Which lines hold the word "Volné"? Copy each one.
┌─ Material provided
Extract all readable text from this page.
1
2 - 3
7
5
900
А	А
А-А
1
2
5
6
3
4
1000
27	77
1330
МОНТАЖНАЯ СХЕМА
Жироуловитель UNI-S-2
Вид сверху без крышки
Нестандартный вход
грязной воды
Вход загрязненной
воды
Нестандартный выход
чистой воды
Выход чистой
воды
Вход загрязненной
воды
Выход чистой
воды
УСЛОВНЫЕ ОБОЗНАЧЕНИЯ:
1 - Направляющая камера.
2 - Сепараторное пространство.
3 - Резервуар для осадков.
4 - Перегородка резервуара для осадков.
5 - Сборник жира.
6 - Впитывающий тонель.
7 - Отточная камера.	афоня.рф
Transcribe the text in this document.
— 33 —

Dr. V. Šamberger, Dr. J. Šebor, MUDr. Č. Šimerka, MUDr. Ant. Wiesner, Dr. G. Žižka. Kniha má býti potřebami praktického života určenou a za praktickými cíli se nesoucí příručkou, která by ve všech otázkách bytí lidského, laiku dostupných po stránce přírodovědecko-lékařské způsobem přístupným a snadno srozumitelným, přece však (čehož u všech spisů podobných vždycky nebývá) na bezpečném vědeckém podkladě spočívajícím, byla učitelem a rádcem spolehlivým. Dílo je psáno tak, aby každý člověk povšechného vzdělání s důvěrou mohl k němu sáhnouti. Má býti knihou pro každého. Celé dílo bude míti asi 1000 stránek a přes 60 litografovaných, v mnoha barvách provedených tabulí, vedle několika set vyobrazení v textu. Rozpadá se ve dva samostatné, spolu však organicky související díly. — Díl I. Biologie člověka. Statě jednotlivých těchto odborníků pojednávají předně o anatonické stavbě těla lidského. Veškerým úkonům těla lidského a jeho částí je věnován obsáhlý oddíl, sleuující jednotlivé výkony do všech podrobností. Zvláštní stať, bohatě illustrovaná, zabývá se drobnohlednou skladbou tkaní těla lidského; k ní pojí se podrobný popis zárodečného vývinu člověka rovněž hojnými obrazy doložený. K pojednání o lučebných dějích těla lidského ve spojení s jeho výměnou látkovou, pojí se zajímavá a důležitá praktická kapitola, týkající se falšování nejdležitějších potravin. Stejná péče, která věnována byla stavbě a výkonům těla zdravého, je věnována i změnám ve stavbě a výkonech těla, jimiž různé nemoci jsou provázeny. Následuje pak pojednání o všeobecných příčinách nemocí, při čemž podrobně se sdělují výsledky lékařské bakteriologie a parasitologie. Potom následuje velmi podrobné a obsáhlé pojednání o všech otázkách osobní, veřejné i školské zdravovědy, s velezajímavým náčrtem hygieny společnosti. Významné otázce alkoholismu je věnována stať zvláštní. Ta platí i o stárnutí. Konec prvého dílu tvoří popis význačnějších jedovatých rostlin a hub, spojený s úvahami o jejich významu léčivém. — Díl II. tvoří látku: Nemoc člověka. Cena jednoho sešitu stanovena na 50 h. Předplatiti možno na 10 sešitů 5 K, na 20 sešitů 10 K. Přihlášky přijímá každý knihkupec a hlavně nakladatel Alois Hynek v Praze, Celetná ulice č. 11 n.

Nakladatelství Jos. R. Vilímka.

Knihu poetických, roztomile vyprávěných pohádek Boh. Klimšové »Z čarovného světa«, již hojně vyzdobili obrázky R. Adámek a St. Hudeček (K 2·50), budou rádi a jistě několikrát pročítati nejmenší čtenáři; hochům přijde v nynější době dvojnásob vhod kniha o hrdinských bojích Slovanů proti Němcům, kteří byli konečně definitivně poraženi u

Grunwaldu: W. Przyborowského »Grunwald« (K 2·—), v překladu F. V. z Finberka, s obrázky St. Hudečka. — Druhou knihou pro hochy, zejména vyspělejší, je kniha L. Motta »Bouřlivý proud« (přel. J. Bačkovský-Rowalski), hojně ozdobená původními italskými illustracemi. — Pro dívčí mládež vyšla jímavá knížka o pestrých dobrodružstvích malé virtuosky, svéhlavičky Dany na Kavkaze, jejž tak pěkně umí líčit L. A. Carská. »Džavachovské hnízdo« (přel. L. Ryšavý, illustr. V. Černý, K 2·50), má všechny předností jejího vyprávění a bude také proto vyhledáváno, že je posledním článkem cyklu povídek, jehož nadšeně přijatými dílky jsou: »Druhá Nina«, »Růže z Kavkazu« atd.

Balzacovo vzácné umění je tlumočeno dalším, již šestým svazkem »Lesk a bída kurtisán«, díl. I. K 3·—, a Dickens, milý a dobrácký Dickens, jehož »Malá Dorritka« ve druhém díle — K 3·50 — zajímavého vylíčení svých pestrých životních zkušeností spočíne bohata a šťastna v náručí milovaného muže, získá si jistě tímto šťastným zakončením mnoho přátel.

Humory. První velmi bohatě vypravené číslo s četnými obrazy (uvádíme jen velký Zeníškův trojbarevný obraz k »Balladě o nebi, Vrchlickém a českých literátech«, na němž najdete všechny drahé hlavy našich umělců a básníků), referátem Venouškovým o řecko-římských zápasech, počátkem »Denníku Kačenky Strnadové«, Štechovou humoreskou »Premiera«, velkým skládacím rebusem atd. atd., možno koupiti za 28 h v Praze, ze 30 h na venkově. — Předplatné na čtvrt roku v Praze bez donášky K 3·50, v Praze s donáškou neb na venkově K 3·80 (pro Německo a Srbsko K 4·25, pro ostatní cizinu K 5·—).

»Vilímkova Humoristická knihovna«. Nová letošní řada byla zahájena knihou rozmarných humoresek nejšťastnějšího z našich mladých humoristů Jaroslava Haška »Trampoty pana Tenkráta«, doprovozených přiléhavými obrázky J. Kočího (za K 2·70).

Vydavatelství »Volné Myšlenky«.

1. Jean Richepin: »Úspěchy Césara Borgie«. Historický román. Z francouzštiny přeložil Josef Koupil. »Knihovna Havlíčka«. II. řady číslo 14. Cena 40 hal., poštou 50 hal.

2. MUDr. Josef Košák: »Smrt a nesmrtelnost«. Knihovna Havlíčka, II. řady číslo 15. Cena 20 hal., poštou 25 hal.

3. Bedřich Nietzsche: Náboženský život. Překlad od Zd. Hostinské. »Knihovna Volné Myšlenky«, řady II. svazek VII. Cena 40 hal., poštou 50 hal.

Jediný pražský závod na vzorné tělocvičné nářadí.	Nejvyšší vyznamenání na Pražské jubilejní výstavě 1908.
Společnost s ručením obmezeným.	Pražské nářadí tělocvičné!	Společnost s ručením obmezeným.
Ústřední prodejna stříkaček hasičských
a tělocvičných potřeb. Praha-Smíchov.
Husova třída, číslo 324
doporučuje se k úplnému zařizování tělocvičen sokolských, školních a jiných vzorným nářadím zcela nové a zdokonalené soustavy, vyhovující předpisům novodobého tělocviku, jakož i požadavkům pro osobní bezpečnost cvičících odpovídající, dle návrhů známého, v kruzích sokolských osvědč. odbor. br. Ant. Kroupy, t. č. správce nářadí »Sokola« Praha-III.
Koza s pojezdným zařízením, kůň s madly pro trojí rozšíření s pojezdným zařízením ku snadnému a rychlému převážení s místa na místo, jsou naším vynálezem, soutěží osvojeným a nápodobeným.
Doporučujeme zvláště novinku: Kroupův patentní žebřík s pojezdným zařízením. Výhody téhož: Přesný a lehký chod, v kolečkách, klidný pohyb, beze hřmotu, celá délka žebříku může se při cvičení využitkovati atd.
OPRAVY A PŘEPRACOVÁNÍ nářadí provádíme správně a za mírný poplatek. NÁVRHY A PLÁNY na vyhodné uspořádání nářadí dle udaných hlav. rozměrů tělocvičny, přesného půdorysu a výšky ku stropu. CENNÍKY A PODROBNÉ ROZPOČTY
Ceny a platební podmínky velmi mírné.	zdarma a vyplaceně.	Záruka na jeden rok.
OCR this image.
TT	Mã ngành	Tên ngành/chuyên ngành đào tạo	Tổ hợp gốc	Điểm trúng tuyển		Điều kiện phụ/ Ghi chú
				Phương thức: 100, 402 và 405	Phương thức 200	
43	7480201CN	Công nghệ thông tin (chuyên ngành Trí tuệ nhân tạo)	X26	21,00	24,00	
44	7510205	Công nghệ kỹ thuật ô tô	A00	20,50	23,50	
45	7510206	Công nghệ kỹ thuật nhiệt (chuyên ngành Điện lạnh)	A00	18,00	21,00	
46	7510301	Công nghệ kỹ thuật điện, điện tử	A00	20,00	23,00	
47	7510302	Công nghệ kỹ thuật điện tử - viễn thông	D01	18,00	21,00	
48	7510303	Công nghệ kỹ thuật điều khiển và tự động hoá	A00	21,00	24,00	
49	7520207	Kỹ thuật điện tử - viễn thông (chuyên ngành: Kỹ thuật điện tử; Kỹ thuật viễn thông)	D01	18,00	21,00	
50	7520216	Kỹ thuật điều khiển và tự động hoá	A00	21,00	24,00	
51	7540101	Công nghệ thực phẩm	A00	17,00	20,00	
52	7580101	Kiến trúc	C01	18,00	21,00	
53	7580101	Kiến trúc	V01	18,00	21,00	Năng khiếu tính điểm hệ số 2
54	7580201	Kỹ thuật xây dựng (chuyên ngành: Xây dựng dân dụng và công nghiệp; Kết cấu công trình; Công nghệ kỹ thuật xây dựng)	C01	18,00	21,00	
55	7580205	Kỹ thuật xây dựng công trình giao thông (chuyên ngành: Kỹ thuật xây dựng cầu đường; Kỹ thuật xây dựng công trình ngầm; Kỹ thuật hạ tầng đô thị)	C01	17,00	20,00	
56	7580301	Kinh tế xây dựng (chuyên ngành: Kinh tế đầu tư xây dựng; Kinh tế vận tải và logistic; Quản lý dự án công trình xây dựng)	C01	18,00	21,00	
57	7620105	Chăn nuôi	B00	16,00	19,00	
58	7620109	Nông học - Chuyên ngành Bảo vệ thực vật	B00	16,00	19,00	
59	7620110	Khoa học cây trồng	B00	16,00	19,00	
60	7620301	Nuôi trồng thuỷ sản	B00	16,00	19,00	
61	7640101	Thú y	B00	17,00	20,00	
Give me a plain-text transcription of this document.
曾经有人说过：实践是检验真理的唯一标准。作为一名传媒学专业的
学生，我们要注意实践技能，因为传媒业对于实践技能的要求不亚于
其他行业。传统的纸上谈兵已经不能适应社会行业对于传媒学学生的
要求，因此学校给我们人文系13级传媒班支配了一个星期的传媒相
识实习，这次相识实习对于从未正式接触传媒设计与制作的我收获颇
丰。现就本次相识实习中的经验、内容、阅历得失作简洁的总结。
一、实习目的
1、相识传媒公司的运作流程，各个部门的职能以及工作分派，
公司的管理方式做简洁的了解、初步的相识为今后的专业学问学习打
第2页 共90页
└─
:: Finished task ::
Vydavatelství »Volné Myšlenky«.
3. Bedřich Nietzsche: Náboženský život. Překlad od Zd. Hostinské. »Knihovna Volné Myšlenky«, řady II. svazek VII. Cena 40 hal., poštou 50 hal.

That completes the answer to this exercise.